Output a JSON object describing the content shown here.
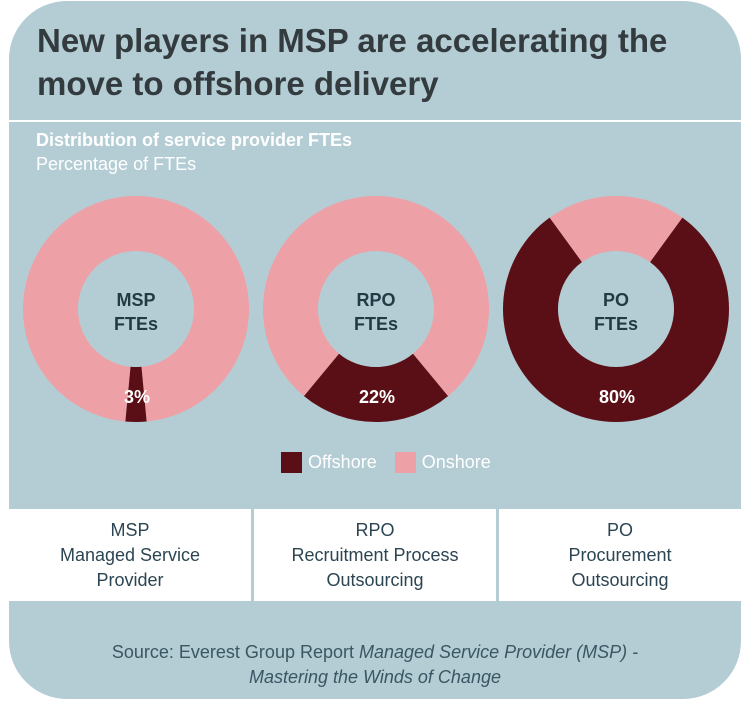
{
  "title": "New players in MSP are accelerating the move to offshore delivery",
  "subtitle": "Distribution of service provider FTEs",
  "unit_label": "Percentage of FTEs",
  "colors": {
    "offshore": "#5a0f17",
    "onshore": "#eda0a6",
    "background": "#b4cdd4"
  },
  "chart_data": {
    "type": "pie",
    "variant": "donut",
    "title": "Distribution of service provider FTEs",
    "subtitle": "Percentage of FTEs",
    "series_names": [
      "Offshore",
      "Onshore"
    ],
    "charts": [
      {
        "name": "MSP",
        "center_line1": "MSP",
        "center_line2": "FTEs",
        "offshore_pct": 3,
        "onshore_pct": 97,
        "pct_label": "3%"
      },
      {
        "name": "RPO",
        "center_line1": "RPO",
        "center_line2": "FTEs",
        "offshore_pct": 22,
        "onshore_pct": 78,
        "pct_label": "22%"
      },
      {
        "name": "PO",
        "center_line1": "PO",
        "center_line2": "FTEs",
        "offshore_pct": 80,
        "onshore_pct": 20,
        "pct_label": "80%"
      }
    ],
    "legend": [
      {
        "label": "Offshore",
        "color": "#5a0f17"
      },
      {
        "label": "Onshore",
        "color": "#eda0a6"
      }
    ]
  },
  "abbreviations": [
    {
      "abbr": "MSP",
      "line1": "Managed Service",
      "line2": "Provider"
    },
    {
      "abbr": "RPO",
      "line1": "Recruitment Process",
      "line2": "Outsourcing"
    },
    {
      "abbr": "PO",
      "line1": "Procurement",
      "line2": "Outsourcing"
    }
  ],
  "source": {
    "prefix": "Source: Everest Group Report ",
    "report_title_line1": "Managed Service Provider (MSP) -",
    "report_title_line2": "Mastering the Winds of Change"
  }
}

» Stated exercise:
Out of the material above, gather each line where "Distribution" appears.

» Result below:
  "subtitle": "Distribution of service provider FTEs",
    "title": "Distribution of service provider FTEs",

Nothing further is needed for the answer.